* [Data provided]:
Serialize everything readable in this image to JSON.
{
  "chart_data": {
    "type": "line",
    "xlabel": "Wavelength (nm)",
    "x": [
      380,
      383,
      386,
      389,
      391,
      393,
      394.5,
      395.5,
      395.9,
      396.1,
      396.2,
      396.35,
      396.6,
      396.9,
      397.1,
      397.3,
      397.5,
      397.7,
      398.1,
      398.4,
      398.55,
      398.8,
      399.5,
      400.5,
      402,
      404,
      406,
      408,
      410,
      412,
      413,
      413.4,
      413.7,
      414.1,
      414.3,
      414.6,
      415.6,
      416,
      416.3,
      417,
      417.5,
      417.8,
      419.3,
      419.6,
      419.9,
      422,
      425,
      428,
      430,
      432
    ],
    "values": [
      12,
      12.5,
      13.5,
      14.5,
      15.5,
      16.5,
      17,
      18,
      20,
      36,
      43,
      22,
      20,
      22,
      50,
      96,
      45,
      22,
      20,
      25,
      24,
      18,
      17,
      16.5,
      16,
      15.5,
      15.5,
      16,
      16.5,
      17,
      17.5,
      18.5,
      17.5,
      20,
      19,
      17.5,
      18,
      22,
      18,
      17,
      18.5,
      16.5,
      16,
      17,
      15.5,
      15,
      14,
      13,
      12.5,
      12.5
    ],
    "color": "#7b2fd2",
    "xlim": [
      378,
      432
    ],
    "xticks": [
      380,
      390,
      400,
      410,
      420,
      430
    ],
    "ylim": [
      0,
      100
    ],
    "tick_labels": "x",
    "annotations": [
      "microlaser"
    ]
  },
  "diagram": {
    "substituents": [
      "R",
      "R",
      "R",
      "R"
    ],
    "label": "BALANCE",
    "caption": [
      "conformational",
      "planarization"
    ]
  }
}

* [Task requirements]:
Repeat the material in full, exactly as it stands.

* [Answer to this task]:
Serialize everything readable in this image to JSON.
{
  "chart_data": {
    "type": "line",
    "xlabel": "Wavelength (nm)",
    "x": [
      380,
      383,
      386,
      389,
      391,
      393,
      394.5,
      395.5,
      395.9,
      396.1,
      396.2,
      396.35,
      396.6,
      396.9,
      397.1,
      397.3,
      397.5,
      397.7,
      398.1,
      398.4,
      398.55,
      398.8,
      399.5,
      400.5,
      402,
      404,
      406,
      408,
      410,
      412,
      413,
      413.4,
      413.7,
      414.1,
      414.3,
      414.6,
      415.6,
      416,
      416.3,
      417,
      417.5,
      417.8,
      419.3,
      419.6,
      419.9,
      422,
      425,
      428,
      430,
      432
    ],
    "values": [
      12,
      12.5,
      13.5,
      14.5,
      15.5,
      16.5,
      17,
      18,
      20,
      36,
      43,
      22,
      20,
      22,
      50,
      96,
      45,
      22,
      20,
      25,
      24,
      18,
      17,
      16.5,
      16,
      15.5,
      15.5,
      16,
      16.5,
      17,
      17.5,
      18.5,
      17.5,
      20,
      19,
      17.5,
      18,
      22,
      18,
      17,
      18.5,
      16.5,
      16,
      17,
      15.5,
      15,
      14,
      13,
      12.5,
      12.5
    ],
    "color": "#7b2fd2",
    "xlim": [
      378,
      432
    ],
    "xticks": [
      380,
      390,
      400,
      410,
      420,
      430
    ],
    "ylim": [
      0,
      100
    ],
    "tick_labels": "x",
    "annotations": [
      "microlaser"
    ]
  },
  "diagram": {
    "substituents": [
      "R",
      "R",
      "R",
      "R"
    ],
    "label": "BALANCE",
    "caption": [
      "conformational",
      "planarization"
    ]
  }
}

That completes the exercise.